EXERCISE DIRECTIONS → Set out every line bearing the string "medial".

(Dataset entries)
☆ ☆ ☆ ☆ ☆

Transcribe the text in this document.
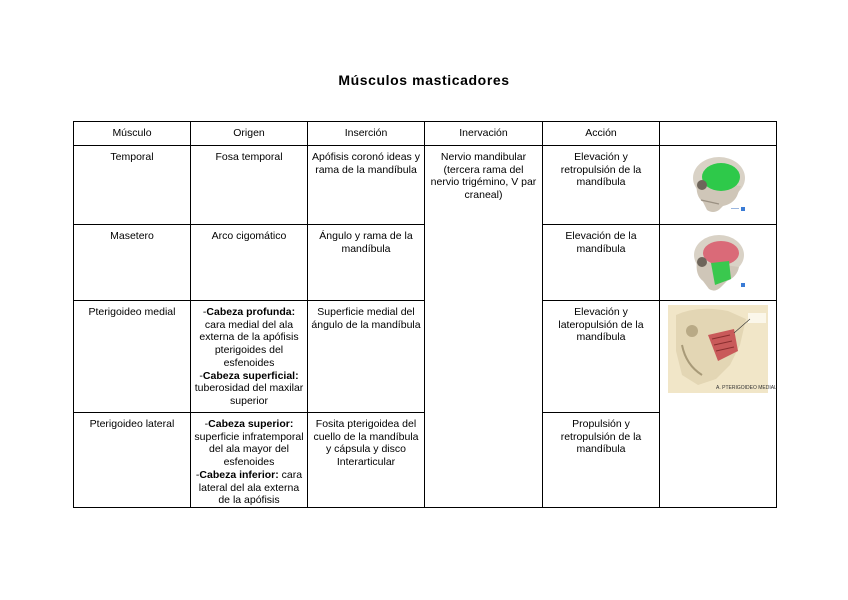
Músculos masticadores
Músculo	Origen	Inserción	Inervación	Acción	
Temporal	Fosa temporal	Apófisis coronó ideas y rama de la mandíbula	Nervio mandibular (tercera rama del nervio trigémino, V par craneal)	Elevación y retropulsión de la mandíbula	

Masetero	Arco cigomático	Ángulo y rama de la mandíbula		Elevación de la mandíbula	

Pterigoideo medial	-Cabeza profunda: cara medial del ala externa de la apófisis pterigoides del esfenoides
-Cabeza superficial: tuberosidad del maxilar superior	Superficie medial del ángulo de la mandíbula		Elevación y lateropulsión de la mandíbula	A. PTERIGOIDEO MEDIAL

Pterigoideo lateral	-Cabeza superior: superficie infratemporal del ala mayor del esfenoides
-Cabeza inferior: cara lateral del ala externa de la apófisis	Fosita pterigoidea del cuello de la mandíbula y cápsula y disco Interarticular		Propulsión y retropulsión de la mandíbula	
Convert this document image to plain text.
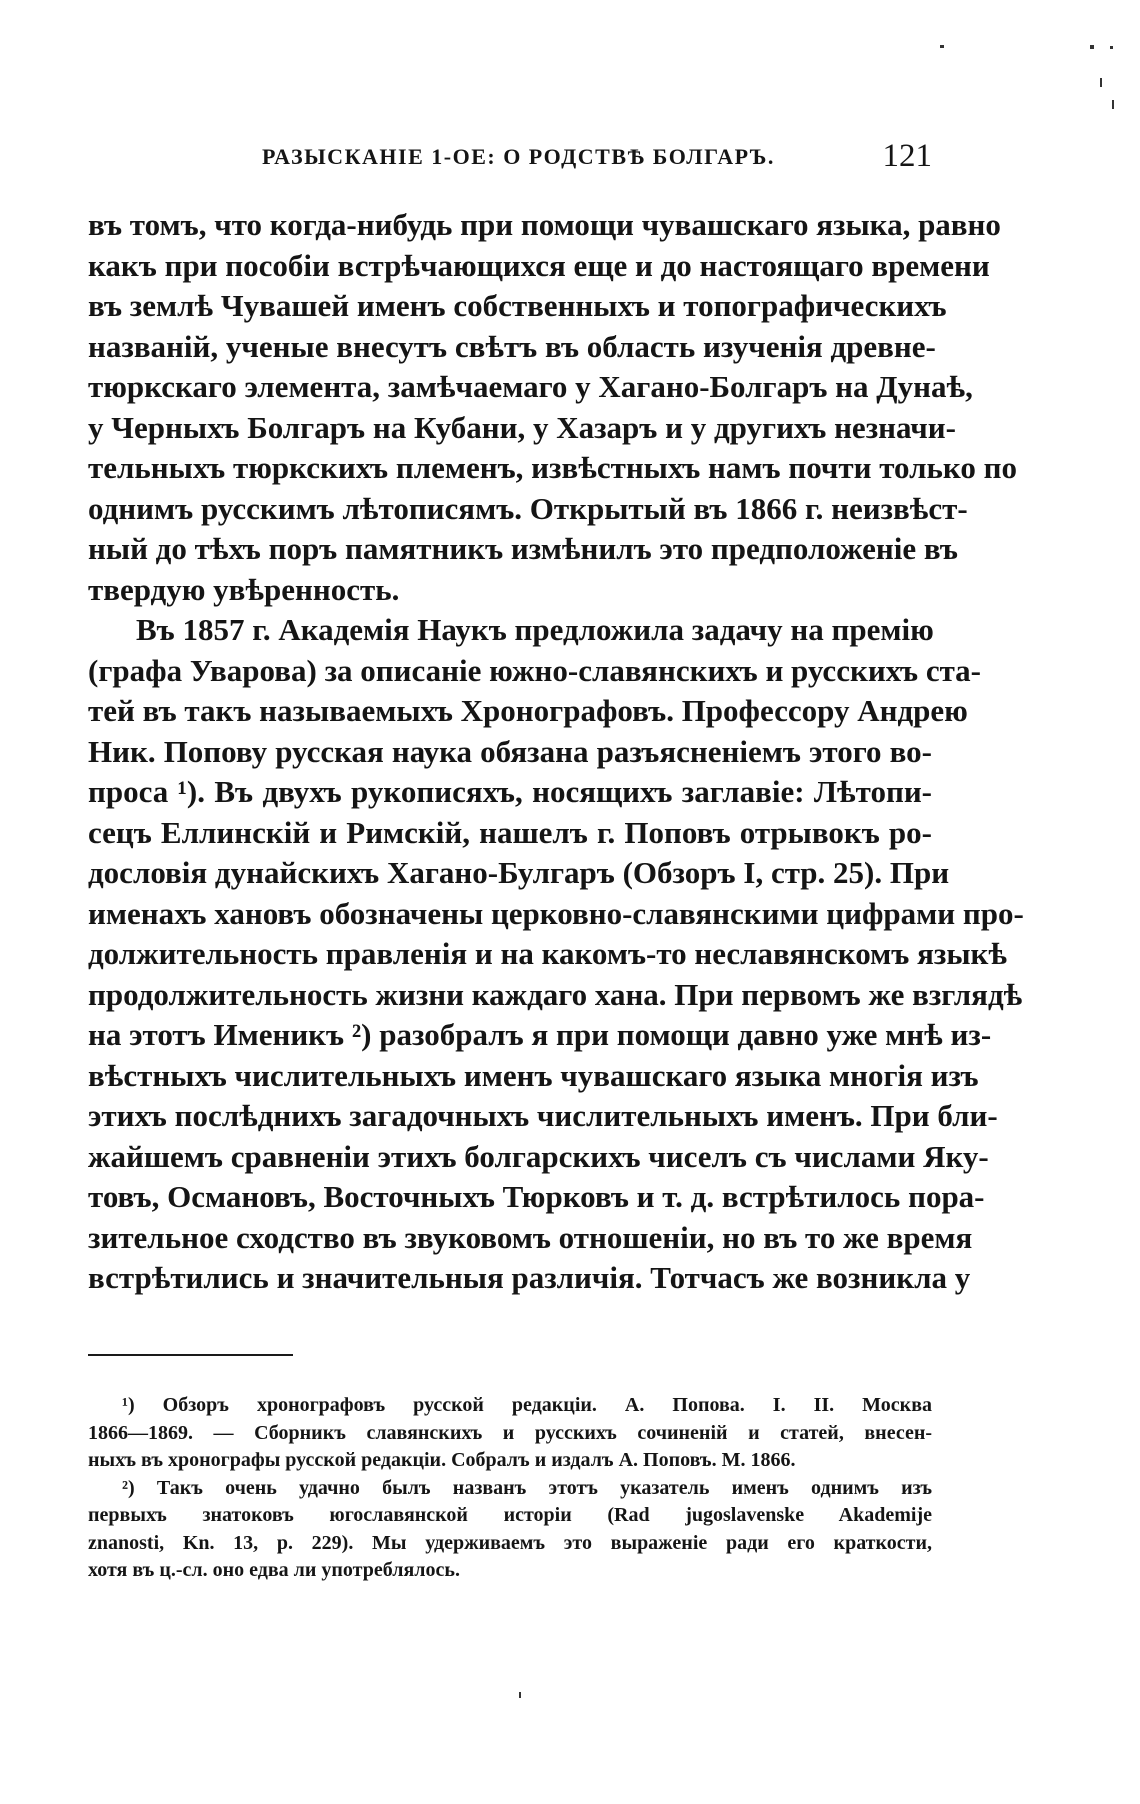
РАЗЫСКАНІЕ 1-ОЕ: О РОДСТВѢ БОЛГАРЪ.	121
въ томъ, что когда-нибудь при помощи чувашскаго языка, равно
какъ при пособіи встрѣчающихся еще и до настоящаго времени
въ землѣ Чувашей именъ собственныхъ и топографическихъ
названій, ученые внесутъ свѣтъ въ область изученія древне-
тюркскаго элемента, замѣчаемаго у Хагано-Болгаръ на Дунаѣ,
у Черныхъ Болгаръ на Кубани, у Хазаръ и у другихъ незначи-
тельныхъ тюркскихъ племенъ, извѣстныхъ намъ почти только по
однимъ русскимъ лѣтописямъ. Открытый въ 1866 г. неизвѣст-
ный до тѣхъ поръ памятникъ измѣнилъ это предположеніе въ
твердую увѣренность.
Въ 1857 г. Академія Наукъ предложила задачу на премію
(графа Уварова) за описаніе южно-славянскихъ и русскихъ ста-
тей въ такъ называемыхъ Хронографовъ. Профессору Андрею
Ник. Попову русская наука обязана разъясненіемъ этого во-
проса ¹). Въ двухъ рукописяхъ, носящихъ заглавіе: Лѣтопи-
сецъ Еллинскій и Римскій, нашелъ г. Поповъ отрывокъ ро-
дословія дунайскихъ Хагано-Булгаръ (Обзоръ I, стр. 25). При
именахъ хановъ обозначены церковно-славянскими цифрами про-
должительность правленія и на какомъ-то неславянскомъ языкѣ
продолжительность жизни каждаго хана. При первомъ же взглядѣ
на этотъ Именикъ ²) разобралъ я при помощи давно уже мнѣ из-
вѣстныхъ числительныхъ именъ чувашскаго языка многія изъ
этихъ послѣднихъ загадочныхъ числительныхъ именъ. При бли-
жайшемъ сравненіи этихъ болгарскихъ чиселъ съ числами Яку-
товъ, Османовъ, Восточныхъ Тюрковъ и т. д. встрѣтилось пора-
зительное сходство въ звуковомъ отношеніи, но въ то же время
встрѣтились и значительныя различія. Тотчасъ же возникла у
¹) Обзоръ хронографовъ русской редакціи. А. Попова. I. II. Москва
1866—1869. — Сборникъ славянскихъ и русскихъ сочиненій и статей, внесен-
ныхъ въ хронографы русской редакціи. Собралъ и издалъ А. Поповъ. М. 1866.
²) Такъ очень удачно былъ названъ этотъ указатель именъ однимъ изъ
первыхъ знатоковъ югославянской исторіи (Rad jugoslavenske Akademije
znanosti, Kn. 13, p. 229). Мы удерживаемъ это выраженіе ради его краткости,
хотя въ ц.-сл. оно едва ли употреблялось.
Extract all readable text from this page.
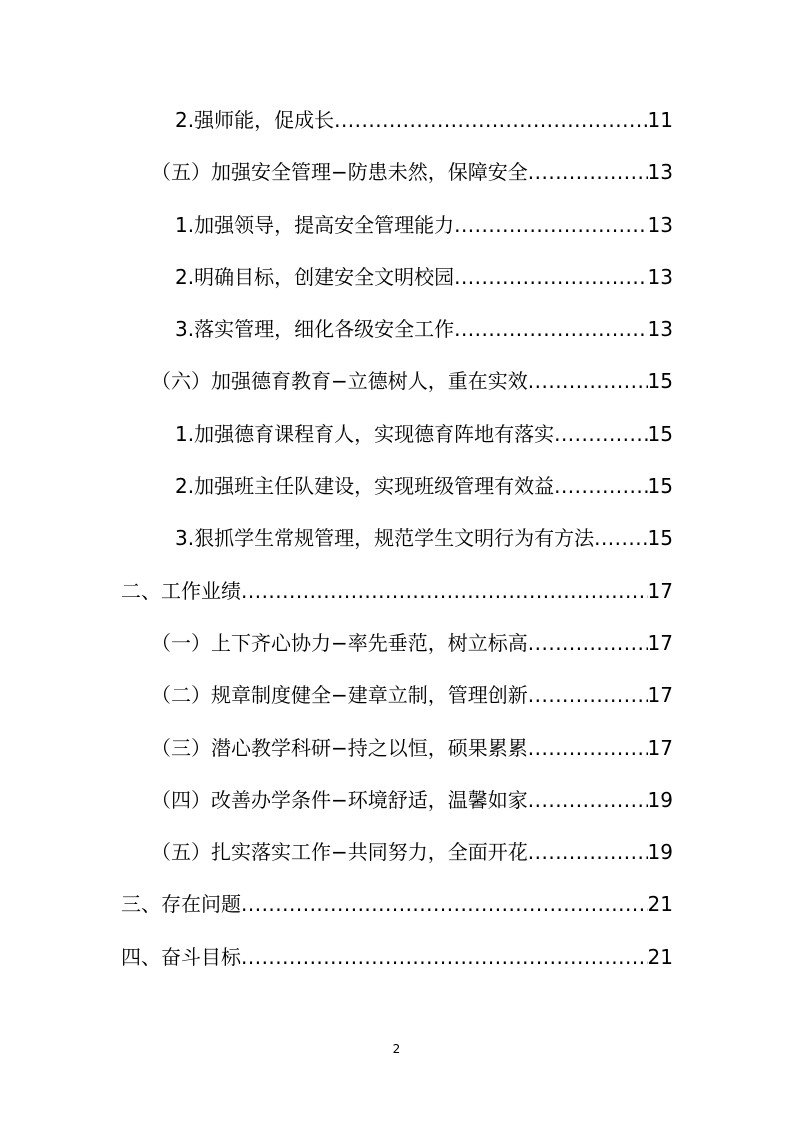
2.强师能，促成长 .....	11
（五）加强安全管理−防患未然，保障安全 .....	13
1.加强领导，提高安全管理能力 .....	13
2.明确目标，创建安全文明校园 .....	13
3.落实管理，细化各级安全工作 .....	13
（六）加强德育教育−立德树人，重在实效 .....	15
1.加强德育课程育人，实现德育阵地有落实 .....	15
2.加强班主任队建设，实现班级管理有效益 .....	15
3.狠抓学生常规管理，规范学生文明行为有方法 .....	15
二、工作业绩 .....	17
（一）上下齐心协力−率先垂范，树立标高 .....	17
（二）规章制度健全−建章立制，管理创新 .....	17
（三）潜心教学科研−持之以恒，硕果累累 .....	17
（四）改善办学条件−环境舒适，温馨如家 .....	19
（五）扎实落实工作−共同努力，全面开花 .....	19
三、存在问题 .....	21
四、奋斗目标 .....	21
2
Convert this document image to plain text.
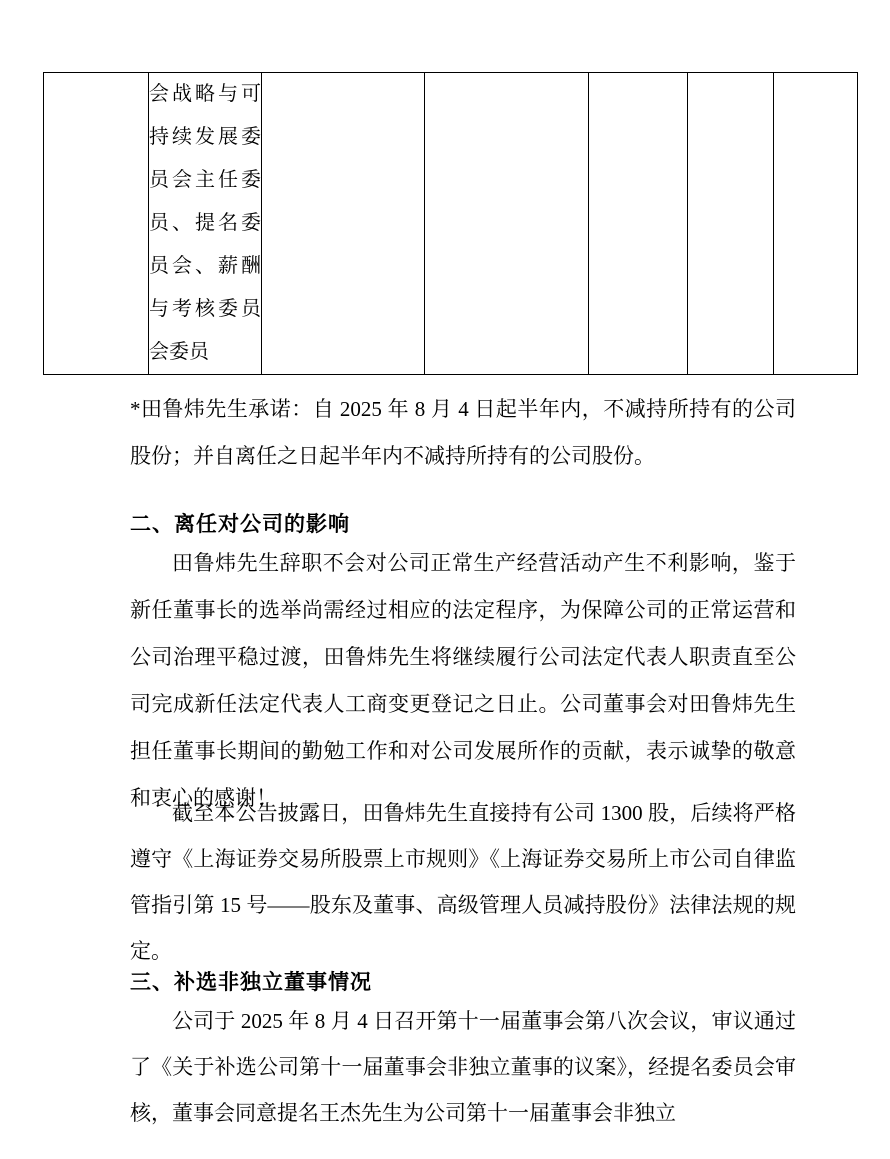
	会战略与可持续发展委员会主任委员、提名委员会、薪酬与考核委员会委员					

*田鲁炜先生承诺：自 2025 年 8 月 4 日起半年内，不减持所持有的公司股份；并自离任之日起半年内不减持所持有的公司股份。

二、离任对公司的影响

田鲁炜先生辞职不会对公司正常生产经营活动产生不利影响，鉴于新任董事长的选举尚需经过相应的法定程序，为保障公司的正常运营和公司治理平稳过渡，田鲁炜先生将继续履行公司法定代表人职责直至公司完成新任法定代表人工商变更登记之日止。公司董事会对田鲁炜先生担任董事长期间的勤勉工作和对公司发展所作的贡献，表示诚挚的敬意和衷心的感谢！

截至本公告披露日，田鲁炜先生直接持有公司 1300 股，后续将严格遵守《上海证券交易所股票上市规则》《上海证券交易所上市公司自律监管指引第 15 号——股东及董事、高级管理人员减持股份》法律法规的规定。

三、补选非独立董事情况

公司于 2025 年 8 月 4 日召开第十一届董事会第八次会议，审议通过了《关于补选公司第十一届董事会非独立董事的议案》，经提名委员会审核，董事会同意提名王杰先生为公司第十一届董事会非独立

☆ ☆ ☆ ☆ ☆

RESULT FOR THIS EXERCISE →
Pterigoideo medial	-Cabeza profunda: cara medial del ala externa de la apófisis pterigoides del esfenoides
-Cabeza superficial: tuberosidad del maxilar superior	Superficie medial del ángulo de la mandíbula		Elevación y lateropulsión de la mandíbula	A. PTERIGOIDEO MEDIAL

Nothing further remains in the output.